For this exercise, copy out each line of the material below that includes "index".

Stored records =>
_ _ _ _ _

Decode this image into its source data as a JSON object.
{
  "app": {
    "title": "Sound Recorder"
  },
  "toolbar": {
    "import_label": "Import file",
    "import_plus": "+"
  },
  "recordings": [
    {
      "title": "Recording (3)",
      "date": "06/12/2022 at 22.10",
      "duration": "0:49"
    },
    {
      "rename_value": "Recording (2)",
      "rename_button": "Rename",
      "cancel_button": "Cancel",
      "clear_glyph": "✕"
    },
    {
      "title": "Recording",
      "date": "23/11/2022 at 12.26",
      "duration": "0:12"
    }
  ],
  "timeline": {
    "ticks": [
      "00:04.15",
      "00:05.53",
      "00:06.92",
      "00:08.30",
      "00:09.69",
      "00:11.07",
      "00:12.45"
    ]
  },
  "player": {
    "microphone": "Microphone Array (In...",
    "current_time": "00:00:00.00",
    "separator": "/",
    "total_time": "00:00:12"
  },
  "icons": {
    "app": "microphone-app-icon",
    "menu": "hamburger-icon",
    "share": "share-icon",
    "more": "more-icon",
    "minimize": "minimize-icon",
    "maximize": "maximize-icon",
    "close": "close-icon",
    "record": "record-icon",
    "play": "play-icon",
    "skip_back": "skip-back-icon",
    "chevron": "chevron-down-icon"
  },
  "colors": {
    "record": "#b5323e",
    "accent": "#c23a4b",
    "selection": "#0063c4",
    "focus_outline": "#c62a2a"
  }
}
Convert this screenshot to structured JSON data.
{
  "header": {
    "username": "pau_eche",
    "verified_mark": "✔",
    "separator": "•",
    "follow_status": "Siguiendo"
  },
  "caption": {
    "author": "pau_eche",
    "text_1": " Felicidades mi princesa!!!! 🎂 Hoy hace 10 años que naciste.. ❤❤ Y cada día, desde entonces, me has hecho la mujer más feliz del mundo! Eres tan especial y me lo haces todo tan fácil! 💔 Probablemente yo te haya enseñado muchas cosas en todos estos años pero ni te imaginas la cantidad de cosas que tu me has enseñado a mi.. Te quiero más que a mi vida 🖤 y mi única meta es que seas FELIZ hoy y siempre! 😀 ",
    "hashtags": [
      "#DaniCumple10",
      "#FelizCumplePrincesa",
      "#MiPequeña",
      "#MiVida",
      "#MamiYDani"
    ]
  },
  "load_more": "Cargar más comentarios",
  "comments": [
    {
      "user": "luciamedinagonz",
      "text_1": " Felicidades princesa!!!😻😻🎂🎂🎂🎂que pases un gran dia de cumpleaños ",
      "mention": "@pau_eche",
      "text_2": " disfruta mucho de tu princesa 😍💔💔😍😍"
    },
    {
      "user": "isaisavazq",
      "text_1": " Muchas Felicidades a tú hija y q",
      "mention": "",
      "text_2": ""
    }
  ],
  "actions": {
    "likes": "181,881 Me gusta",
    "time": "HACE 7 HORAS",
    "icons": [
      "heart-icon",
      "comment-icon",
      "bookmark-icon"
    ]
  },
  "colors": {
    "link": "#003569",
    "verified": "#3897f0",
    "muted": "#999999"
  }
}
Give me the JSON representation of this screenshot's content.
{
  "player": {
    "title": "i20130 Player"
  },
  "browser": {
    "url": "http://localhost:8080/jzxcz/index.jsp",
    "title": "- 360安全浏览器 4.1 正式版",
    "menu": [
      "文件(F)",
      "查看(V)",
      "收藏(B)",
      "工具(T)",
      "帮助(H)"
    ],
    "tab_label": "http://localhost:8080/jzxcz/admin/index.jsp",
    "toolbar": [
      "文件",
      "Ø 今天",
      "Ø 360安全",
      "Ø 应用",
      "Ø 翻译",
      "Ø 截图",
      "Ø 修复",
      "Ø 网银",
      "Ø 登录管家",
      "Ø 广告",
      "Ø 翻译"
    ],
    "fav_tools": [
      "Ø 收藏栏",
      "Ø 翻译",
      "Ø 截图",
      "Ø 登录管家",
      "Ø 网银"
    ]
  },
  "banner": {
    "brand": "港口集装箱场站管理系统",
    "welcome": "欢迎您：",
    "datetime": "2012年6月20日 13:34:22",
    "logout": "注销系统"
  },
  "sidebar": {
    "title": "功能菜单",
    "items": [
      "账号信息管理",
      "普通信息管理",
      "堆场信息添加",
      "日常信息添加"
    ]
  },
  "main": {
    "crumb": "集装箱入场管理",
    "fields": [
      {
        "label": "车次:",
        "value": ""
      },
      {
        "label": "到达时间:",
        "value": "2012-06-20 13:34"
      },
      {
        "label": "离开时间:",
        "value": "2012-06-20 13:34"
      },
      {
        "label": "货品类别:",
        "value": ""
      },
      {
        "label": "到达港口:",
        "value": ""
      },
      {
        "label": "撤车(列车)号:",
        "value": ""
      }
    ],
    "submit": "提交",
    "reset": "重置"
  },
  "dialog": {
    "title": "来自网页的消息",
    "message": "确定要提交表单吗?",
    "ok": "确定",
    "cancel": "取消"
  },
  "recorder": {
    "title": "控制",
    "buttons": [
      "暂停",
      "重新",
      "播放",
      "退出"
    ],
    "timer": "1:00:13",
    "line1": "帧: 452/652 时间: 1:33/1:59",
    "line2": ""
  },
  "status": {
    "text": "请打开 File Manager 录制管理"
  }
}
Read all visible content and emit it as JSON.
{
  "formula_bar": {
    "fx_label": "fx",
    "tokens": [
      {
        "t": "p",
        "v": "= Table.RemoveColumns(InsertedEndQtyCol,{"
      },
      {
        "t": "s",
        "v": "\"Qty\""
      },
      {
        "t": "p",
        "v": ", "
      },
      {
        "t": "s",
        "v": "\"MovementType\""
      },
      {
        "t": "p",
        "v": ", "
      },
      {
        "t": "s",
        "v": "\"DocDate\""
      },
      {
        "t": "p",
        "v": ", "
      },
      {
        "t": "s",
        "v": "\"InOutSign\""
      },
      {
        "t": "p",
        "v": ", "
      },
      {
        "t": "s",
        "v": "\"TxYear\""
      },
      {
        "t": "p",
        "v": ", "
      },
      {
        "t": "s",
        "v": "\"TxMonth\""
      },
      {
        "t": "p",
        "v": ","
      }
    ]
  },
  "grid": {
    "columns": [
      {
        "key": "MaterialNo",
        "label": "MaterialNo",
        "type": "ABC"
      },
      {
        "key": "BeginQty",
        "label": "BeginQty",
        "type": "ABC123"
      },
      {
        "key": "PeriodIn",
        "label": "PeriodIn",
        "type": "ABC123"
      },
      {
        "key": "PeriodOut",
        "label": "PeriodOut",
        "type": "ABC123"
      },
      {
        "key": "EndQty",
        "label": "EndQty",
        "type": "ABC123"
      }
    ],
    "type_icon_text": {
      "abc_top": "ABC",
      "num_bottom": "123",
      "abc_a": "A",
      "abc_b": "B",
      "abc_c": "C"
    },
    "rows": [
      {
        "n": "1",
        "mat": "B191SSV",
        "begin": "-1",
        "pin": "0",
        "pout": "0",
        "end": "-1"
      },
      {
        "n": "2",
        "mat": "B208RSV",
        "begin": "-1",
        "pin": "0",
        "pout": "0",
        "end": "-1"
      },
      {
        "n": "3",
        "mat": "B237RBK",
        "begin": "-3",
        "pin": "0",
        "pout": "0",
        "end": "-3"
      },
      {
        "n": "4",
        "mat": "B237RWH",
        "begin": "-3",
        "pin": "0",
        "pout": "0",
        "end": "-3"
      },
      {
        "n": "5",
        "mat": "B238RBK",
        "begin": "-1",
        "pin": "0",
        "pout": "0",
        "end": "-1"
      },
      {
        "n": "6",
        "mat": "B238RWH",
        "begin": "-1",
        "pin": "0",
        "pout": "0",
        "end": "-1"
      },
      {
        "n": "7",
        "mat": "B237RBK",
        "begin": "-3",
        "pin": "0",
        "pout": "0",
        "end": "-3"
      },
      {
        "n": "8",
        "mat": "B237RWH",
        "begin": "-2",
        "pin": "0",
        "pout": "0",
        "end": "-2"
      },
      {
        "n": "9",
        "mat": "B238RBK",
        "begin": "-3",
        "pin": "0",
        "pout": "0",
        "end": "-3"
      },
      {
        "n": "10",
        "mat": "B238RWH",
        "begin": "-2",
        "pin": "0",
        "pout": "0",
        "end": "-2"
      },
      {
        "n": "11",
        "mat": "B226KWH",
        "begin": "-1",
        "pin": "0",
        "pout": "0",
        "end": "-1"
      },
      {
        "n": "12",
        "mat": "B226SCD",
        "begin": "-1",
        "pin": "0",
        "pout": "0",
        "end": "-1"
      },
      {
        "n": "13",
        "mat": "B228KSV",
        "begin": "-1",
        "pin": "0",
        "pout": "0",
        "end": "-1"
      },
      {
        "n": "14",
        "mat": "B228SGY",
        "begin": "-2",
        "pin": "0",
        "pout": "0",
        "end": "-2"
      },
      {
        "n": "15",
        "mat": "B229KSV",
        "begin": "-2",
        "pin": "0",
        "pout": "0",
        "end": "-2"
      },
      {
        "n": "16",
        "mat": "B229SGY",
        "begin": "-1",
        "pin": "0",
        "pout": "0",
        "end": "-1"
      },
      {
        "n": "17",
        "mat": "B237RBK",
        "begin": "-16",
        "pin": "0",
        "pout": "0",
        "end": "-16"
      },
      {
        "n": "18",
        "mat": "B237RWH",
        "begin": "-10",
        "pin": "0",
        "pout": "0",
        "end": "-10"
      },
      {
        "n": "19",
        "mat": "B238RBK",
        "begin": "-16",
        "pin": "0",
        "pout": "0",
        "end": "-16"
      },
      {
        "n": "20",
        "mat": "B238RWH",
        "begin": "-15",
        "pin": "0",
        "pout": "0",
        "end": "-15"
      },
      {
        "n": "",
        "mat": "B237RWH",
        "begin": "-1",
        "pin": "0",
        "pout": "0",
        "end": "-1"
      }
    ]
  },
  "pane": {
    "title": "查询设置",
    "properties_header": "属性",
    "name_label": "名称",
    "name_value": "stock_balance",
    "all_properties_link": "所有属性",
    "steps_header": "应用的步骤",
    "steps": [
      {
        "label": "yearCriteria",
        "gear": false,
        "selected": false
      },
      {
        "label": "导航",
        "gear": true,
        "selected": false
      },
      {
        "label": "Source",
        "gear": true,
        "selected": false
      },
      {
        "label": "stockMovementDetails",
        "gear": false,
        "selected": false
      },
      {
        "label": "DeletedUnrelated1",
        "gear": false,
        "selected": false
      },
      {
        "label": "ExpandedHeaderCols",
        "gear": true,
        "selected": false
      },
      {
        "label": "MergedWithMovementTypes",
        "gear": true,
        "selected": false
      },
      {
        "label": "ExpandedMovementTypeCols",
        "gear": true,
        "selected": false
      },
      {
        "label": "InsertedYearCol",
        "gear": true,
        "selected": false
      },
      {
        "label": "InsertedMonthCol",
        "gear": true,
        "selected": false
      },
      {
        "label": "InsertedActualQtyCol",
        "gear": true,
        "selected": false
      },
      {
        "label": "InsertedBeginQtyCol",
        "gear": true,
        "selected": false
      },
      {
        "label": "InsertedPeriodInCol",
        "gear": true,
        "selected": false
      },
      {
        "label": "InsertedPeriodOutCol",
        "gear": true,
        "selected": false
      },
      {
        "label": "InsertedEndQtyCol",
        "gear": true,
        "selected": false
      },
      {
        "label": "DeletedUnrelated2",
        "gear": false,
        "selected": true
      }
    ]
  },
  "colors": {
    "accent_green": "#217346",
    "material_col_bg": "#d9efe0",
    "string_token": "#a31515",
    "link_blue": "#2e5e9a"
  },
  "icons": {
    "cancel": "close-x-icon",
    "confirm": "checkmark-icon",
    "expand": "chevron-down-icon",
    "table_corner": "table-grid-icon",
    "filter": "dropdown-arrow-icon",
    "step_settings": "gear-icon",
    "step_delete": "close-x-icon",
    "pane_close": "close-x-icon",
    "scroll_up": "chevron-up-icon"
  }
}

_ _ _ _ _

Result =>
    "url": "http://localhost:8080/jzxcz/index.jsp",
    "tab_label": "http://localhost:8080/jzxcz/admin/index.jsp",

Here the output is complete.